◆ Set exercise ◆
Copy every line that mentions the word "está".

◆ Records for processing ◆
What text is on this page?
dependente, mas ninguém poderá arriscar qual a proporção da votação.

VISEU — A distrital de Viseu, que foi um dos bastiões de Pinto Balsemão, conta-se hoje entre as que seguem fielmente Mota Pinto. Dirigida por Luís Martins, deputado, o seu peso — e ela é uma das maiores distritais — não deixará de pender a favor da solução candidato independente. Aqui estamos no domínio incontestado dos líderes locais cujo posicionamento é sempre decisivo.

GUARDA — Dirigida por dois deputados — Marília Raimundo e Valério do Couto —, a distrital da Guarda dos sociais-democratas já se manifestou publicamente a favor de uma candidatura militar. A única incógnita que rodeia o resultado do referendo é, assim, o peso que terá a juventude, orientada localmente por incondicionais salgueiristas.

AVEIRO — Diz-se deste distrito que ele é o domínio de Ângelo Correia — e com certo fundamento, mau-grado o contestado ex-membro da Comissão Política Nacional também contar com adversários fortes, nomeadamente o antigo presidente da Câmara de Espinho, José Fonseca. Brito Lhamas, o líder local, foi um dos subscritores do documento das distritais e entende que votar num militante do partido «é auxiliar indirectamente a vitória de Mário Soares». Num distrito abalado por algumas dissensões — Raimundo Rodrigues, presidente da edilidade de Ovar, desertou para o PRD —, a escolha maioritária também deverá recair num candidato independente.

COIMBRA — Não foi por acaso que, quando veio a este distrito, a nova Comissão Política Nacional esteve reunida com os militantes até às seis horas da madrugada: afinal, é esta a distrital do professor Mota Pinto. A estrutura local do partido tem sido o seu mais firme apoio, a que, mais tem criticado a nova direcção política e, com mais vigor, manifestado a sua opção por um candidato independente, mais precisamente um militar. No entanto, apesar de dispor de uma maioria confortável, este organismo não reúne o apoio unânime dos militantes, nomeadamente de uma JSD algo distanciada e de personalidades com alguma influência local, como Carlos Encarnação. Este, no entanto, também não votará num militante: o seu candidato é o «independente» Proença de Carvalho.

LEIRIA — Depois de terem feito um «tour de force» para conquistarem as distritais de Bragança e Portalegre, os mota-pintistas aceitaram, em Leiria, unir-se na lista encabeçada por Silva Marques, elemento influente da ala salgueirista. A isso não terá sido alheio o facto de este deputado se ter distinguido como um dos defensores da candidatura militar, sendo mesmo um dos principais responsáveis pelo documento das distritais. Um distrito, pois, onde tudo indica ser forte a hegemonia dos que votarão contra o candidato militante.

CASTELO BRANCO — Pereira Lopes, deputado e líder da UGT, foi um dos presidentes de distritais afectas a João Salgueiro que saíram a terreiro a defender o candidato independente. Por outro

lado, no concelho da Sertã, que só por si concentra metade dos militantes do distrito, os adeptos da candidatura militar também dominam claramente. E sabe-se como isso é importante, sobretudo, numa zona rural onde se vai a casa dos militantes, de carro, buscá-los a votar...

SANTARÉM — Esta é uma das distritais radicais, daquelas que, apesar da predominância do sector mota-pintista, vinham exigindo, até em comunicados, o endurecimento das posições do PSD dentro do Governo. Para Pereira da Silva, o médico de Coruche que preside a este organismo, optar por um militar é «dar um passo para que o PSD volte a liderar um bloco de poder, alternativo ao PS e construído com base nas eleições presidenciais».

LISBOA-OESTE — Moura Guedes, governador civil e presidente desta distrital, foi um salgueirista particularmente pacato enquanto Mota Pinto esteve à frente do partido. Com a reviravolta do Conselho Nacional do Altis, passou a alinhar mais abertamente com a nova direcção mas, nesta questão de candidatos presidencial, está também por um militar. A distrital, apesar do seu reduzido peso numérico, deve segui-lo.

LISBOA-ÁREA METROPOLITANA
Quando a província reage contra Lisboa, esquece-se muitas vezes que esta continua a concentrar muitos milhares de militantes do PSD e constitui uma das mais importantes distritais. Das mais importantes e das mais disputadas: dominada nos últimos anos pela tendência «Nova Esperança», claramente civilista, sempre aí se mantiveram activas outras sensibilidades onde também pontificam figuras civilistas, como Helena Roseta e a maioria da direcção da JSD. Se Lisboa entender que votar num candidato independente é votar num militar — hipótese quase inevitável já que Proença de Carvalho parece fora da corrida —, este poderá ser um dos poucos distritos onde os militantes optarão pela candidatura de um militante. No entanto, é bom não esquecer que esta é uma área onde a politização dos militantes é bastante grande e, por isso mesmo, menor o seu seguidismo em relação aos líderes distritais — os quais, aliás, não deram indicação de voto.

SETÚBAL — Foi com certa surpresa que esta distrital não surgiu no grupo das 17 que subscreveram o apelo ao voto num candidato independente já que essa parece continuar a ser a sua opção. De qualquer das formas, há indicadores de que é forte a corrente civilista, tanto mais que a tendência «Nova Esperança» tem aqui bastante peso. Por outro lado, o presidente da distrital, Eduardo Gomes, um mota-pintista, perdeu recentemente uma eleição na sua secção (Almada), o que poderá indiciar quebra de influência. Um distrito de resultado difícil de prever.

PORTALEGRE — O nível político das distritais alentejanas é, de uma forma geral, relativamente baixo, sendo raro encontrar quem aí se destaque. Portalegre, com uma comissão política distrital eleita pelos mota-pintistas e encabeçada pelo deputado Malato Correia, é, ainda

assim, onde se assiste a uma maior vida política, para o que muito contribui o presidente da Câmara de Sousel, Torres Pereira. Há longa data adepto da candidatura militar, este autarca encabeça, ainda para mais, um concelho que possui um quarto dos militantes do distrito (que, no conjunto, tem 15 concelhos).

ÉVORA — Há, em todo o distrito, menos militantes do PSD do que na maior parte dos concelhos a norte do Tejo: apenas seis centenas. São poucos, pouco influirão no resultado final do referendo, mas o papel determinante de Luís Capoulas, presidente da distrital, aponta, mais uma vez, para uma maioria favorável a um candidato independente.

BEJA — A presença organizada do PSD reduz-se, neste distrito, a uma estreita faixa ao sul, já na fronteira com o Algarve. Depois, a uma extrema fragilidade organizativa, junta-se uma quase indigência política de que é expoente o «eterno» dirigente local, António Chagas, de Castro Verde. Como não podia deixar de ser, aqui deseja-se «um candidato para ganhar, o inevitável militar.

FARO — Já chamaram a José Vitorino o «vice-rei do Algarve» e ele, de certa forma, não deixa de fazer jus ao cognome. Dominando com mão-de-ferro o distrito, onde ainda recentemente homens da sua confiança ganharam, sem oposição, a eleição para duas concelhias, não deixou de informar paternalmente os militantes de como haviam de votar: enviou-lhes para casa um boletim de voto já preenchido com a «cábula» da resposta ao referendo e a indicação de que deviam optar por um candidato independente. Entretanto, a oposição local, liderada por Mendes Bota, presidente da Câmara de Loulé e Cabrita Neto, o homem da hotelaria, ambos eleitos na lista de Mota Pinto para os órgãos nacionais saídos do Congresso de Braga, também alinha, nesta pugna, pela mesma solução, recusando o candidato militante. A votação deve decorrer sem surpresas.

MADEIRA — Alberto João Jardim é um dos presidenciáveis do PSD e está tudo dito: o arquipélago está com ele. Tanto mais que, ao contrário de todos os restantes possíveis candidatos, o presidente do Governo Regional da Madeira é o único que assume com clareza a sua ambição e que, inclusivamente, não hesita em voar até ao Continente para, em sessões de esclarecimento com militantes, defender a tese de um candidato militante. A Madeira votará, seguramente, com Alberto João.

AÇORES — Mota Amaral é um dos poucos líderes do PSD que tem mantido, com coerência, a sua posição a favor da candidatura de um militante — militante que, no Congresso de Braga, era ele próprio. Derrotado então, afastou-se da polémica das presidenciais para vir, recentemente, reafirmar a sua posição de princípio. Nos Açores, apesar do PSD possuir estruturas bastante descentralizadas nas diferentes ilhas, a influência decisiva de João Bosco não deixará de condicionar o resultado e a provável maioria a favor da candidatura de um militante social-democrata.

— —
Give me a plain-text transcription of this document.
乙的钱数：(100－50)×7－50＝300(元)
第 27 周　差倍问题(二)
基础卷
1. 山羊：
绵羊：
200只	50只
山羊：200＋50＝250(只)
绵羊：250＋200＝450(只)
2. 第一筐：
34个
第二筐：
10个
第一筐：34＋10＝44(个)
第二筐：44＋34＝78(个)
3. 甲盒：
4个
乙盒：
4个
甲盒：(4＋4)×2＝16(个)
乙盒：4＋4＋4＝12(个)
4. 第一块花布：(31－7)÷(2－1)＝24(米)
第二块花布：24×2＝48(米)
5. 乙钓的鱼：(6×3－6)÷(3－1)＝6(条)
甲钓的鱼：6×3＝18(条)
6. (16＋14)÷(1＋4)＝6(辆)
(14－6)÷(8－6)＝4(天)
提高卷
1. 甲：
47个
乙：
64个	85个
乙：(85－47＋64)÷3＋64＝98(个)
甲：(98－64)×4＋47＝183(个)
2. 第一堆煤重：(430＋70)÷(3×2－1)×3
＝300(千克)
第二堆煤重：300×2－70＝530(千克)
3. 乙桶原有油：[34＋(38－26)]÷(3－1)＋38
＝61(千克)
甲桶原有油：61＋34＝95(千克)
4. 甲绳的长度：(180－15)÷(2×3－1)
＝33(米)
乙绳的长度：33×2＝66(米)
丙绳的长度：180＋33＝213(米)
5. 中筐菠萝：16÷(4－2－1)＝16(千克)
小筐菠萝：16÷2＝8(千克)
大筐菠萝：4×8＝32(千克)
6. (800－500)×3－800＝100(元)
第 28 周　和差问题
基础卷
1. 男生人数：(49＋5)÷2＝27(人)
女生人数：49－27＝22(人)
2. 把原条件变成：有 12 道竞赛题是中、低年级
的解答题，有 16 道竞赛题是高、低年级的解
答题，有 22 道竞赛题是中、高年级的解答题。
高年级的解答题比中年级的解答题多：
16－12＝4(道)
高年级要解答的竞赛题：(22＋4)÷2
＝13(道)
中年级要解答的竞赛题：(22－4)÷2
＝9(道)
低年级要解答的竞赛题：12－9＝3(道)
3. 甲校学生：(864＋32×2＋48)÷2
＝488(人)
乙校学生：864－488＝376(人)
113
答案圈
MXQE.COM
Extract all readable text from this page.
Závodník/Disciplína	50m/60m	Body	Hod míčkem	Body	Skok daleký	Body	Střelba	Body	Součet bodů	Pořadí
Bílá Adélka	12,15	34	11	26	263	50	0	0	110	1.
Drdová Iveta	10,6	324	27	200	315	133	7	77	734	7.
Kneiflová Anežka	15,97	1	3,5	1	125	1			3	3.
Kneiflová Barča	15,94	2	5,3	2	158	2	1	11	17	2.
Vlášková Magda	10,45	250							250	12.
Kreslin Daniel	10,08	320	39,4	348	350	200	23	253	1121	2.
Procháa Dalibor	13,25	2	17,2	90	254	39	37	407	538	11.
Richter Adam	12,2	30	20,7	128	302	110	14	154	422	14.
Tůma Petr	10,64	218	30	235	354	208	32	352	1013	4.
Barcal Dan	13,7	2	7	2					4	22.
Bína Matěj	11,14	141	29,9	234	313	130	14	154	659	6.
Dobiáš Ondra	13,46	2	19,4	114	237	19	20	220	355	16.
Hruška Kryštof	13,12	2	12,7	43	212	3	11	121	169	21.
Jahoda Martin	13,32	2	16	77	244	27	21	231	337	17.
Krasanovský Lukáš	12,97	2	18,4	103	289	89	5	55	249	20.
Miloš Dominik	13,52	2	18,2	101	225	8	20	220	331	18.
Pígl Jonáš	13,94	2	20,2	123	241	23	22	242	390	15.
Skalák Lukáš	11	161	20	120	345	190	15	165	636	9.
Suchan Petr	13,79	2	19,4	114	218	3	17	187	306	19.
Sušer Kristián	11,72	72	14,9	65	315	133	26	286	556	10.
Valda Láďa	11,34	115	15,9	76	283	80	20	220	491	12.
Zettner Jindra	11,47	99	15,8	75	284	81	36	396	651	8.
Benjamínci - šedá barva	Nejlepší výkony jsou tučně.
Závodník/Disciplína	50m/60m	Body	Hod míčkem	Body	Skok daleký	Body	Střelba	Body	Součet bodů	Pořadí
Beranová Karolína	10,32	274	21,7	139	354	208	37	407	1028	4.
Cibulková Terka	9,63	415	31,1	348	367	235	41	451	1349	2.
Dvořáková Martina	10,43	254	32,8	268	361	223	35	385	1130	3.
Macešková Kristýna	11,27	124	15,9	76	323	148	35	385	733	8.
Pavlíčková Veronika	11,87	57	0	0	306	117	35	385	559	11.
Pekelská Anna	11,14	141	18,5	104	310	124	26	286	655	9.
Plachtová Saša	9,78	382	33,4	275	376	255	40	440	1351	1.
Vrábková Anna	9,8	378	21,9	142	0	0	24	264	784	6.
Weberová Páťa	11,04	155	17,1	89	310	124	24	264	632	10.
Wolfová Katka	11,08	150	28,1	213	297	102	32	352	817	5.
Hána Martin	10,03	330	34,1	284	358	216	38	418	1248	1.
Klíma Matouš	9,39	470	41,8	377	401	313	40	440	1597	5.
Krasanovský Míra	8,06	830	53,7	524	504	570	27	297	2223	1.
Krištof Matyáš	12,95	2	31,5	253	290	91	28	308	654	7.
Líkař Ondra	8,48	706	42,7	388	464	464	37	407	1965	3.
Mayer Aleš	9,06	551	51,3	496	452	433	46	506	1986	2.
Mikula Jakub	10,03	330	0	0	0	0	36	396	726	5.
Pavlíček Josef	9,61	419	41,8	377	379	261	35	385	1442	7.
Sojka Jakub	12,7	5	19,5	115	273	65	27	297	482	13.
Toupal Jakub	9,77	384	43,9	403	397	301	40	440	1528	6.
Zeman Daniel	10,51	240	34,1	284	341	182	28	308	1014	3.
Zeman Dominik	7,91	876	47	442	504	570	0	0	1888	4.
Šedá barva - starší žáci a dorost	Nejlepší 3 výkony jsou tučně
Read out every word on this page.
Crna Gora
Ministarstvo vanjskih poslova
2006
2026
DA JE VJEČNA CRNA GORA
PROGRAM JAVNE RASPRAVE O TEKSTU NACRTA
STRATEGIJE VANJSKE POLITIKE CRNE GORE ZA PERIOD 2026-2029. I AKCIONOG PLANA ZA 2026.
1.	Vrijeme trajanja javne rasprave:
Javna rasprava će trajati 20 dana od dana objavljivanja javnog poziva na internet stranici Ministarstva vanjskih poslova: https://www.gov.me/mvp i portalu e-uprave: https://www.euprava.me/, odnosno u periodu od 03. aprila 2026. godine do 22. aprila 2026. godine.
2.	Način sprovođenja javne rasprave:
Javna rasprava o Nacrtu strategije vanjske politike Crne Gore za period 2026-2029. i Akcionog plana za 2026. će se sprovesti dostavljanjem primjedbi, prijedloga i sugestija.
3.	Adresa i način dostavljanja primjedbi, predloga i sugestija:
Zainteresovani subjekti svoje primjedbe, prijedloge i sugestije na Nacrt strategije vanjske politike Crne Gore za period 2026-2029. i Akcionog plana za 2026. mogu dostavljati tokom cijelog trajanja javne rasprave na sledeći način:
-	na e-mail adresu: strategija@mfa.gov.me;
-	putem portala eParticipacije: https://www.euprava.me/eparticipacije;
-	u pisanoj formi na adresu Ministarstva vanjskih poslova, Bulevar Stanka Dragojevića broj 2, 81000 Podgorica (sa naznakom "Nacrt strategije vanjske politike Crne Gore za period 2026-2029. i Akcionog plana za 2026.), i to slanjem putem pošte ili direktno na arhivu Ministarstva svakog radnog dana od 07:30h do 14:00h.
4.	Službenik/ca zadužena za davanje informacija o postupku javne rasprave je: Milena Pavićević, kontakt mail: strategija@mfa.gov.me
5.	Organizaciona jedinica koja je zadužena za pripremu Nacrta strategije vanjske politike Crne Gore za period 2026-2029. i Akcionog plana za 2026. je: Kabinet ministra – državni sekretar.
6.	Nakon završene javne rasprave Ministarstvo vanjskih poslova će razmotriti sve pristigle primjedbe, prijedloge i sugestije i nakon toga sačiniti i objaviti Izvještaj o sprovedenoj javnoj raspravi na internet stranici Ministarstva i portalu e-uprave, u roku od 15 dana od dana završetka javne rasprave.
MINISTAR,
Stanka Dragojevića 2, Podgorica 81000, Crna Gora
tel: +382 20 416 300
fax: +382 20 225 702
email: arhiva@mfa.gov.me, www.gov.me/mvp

◆ Written reply ◆
LISBOA-OESTE — Moura Guedes, governador civil e presidente desta distrital, foi um salgueirista particularmente pacato enquanto Mota Pinto esteve à frente do partido. Com a reviravolta do Conselho Nacional do Altis, passou a alinhar mais abertamente com a nova direcção mas, nesta questão de candidatos presidencial, está também por um militar. A distrital, apesar do seu reduzido peso numérico, deve segui-lo.
MADEIRA — Alberto João Jardim é um dos presidenciáveis do PSD e está tudo dito: o arquipélago está com ele. Tanto mais que, ao contrário de todos os restantes possíveis candidatos, o presidente do Governo Regional da Madeira é o único que assume com clareza a sua ambição e que, inclusivamente, não hesita em voar até ao Continente para, em sessões de esclarecimento com militantes, defender a tese de um candidato militante. A Madeira votará, seguramente, com Alberto João.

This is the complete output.